Written instruction ▸ Omit all pictures, then retype the data exactly as given.

/---

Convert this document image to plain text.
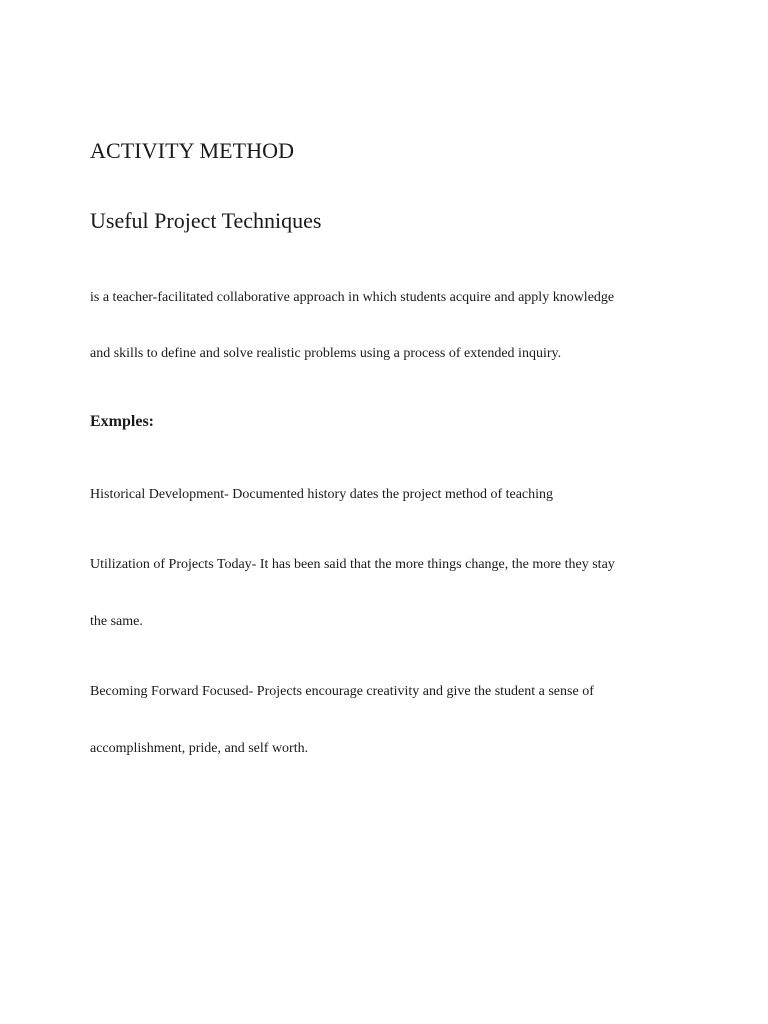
ACTIVITY METHOD
Useful Project Techniques

is a teacher-facilitated collaborative approach in which students acquire and apply knowledge

and skills to define and solve realistic problems using a process of extended inquiry.

Exmples:

Historical Development- Documented history dates the project method of teaching

Utilization of Projects Today- It has been said that the more things change, the more they stay

the same.

Becoming Forward Focused- Projects encourage creativity and give the student a sense of

accomplishment, pride, and self worth.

\---

Solution below ▸
Convert this document image to plain text.
ACTIVITY METHOD
Useful Project Techniques

is a teacher-facilitated collaborative approach in which students acquire and apply knowledge

and skills to define and solve realistic problems using a process of extended inquiry.

Exmples:

Historical Development- Documented history dates the project method of teaching

Utilization of Projects Today- It has been said that the more things change, the more they stay

the same.

Becoming Forward Focused- Projects encourage creativity and give the student a sense of

accomplishment, pride, and self worth.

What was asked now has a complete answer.